THE PROBLEM -> Restate the entries word for word, omitting nothing.

Dataset items ->
______

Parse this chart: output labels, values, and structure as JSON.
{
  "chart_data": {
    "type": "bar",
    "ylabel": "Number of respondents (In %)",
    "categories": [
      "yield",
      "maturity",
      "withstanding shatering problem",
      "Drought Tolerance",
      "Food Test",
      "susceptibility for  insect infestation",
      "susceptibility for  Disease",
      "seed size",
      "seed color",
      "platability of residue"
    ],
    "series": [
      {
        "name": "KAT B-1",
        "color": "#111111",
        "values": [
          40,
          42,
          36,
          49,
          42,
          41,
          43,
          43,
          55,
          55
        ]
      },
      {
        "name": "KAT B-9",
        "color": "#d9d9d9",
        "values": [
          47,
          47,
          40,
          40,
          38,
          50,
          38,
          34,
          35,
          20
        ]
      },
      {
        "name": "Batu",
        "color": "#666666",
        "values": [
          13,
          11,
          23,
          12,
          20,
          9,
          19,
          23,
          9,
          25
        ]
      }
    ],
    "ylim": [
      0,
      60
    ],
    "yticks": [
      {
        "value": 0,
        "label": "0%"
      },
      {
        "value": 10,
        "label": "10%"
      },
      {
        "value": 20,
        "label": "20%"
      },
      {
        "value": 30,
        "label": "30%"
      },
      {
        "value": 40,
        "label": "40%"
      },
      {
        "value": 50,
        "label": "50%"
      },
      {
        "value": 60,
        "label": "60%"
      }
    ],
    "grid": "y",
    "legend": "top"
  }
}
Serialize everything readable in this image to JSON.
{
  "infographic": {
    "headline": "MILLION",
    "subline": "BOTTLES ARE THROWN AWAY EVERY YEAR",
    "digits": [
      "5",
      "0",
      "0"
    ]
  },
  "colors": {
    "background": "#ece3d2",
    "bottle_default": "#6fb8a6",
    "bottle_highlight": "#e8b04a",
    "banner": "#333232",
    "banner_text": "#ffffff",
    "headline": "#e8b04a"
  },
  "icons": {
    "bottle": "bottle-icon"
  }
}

______

FINISHED ANSWER ->
Parse this chart: output labels, values, and structure as JSON.
{
  "chart_data": {
    "type": "bar",
    "ylabel": "Number of respondents (In %)",
    "categories": [
      "yield",
      "maturity",
      "withstanding shatering problem",
      "Drought Tolerance",
      "Food Test",
      "susceptibility for  insect infestation",
      "susceptibility for  Disease",
      "seed size",
      "seed color",
      "platability of residue"
    ],
    "series": [
      {
        "name": "KAT B-1",
        "color": "#111111",
        "values": [
          40,
          42,
          36,
          49,
          42,
          41,
          43,
          43,
          55,
          55
        ]
      },
      {
        "name": "KAT B-9",
        "color": "#d9d9d9",
        "values": [
          47,
          47,
          40,
          40,
          38,
          50,
          38,
          34,
          35,
          20
        ]
      },
      {
        "name": "Batu",
        "color": "#666666",
        "values": [
          13,
          11,
          23,
          12,
          20,
          9,
          19,
          23,
          9,
          25
        ]
      }
    ],
    "ylim": [
      0,
      60
    ],
    "yticks": [
      {
        "value": 0,
        "label": "0%"
      },
      {
        "value": 10,
        "label": "10%"
      },
      {
        "value": 20,
        "label": "20%"
      },
      {
        "value": 30,
        "label": "30%"
      },
      {
        "value": 40,
        "label": "40%"
      },
      {
        "value": 50,
        "label": "50%"
      },
      {
        "value": 60,
        "label": "60%"
      }
    ],
    "grid": "y",
    "legend": "top"
  }
}
Serialize everything readable in this image to JSON.
{
  "infographic": {
    "headline": "MILLION",
    "subline": "BOTTLES ARE THROWN AWAY EVERY YEAR",
    "digits": [
      "5",
      "0",
      "0"
    ]
  },
  "colors": {
    "background": "#ece3d2",
    "bottle_default": "#6fb8a6",
    "bottle_highlight": "#e8b04a",
    "banner": "#333232",
    "banner_text": "#ffffff",
    "headline": "#e8b04a"
  },
  "icons": {
    "bottle": "bottle-icon"
  }
}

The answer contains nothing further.